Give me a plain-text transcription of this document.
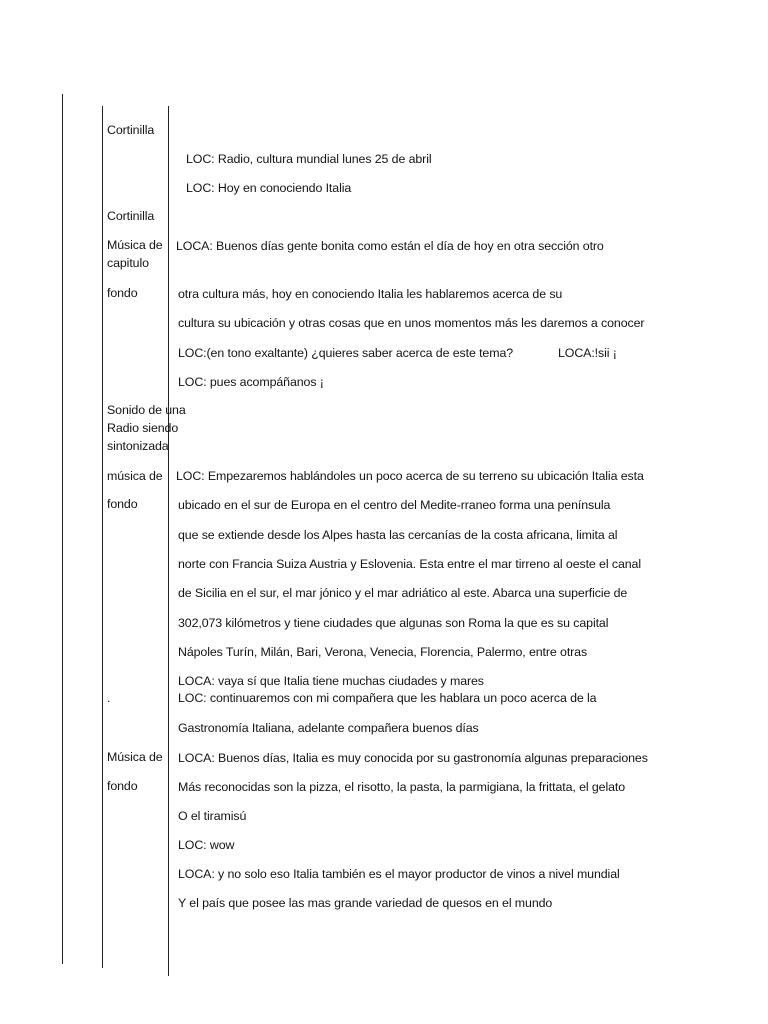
Cortinilla
Cortinilla
Música de
capitulo
fondo
Sonido de una
Radio siendo
sintonizada
música de
fondo
.
Música de
fondo
LOC: Radio, cultura mundial lunes 25 de abril
LOC: Hoy en conociendo Italia
LOCA: Buenos días gente bonita como están el día de hoy en otra sección otro
otra cultura más, hoy en conociendo Italia les hablaremos acerca de su
cultura su ubicación y otras cosas que en unos momentos más les daremos a conocer
LOC:(en tono exaltante) ¿quieres saber acerca de este tema?	LOCA:!sii ¡
LOC: pues acompáñanos ¡
LOC: Empezaremos hablándoles un poco acerca de su terreno su ubicación Italia esta
ubicado en el sur de Europa en el centro del Medite-rraneo forma una península
que se extiende desde los Alpes hasta las cercanías de la costa africana, limita al
norte con Francia Suiza Austria y Eslovenia. Esta entre el mar tirreno al oeste el canal
de Sicilia en el sur, el mar jónico y el mar adriático al este. Abarca una superficie de
302,073 kilómetros y tiene ciudades que algunas son Roma la que es su capital
Nápoles Turín, Milán, Bari, Verona, Venecia, Florencia, Palermo, entre otras
LOCA: vaya sí que Italia tiene muchas ciudades y mares
LOC: continuaremos con mi compañera que les hablara un poco acerca de la
Gastronomía Italiana, adelante compañera buenos días
LOCA: Buenos días, Italia es muy conocida por su gastronomía algunas preparaciones
Más reconocidas son la pizza, el risotto, la pasta, la parmigiana, la frittata, el gelato
O el tiramisú
LOC: wow
LOCA: y no solo eso Italia también es el mayor productor de vinos a nivel mundial
Y el país que posee las mas grande variedad de quesos en el mundo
•••
* _Task to complete_
State how many lines above contain the string "Radio", with no other words.

* _Answer for the task_
2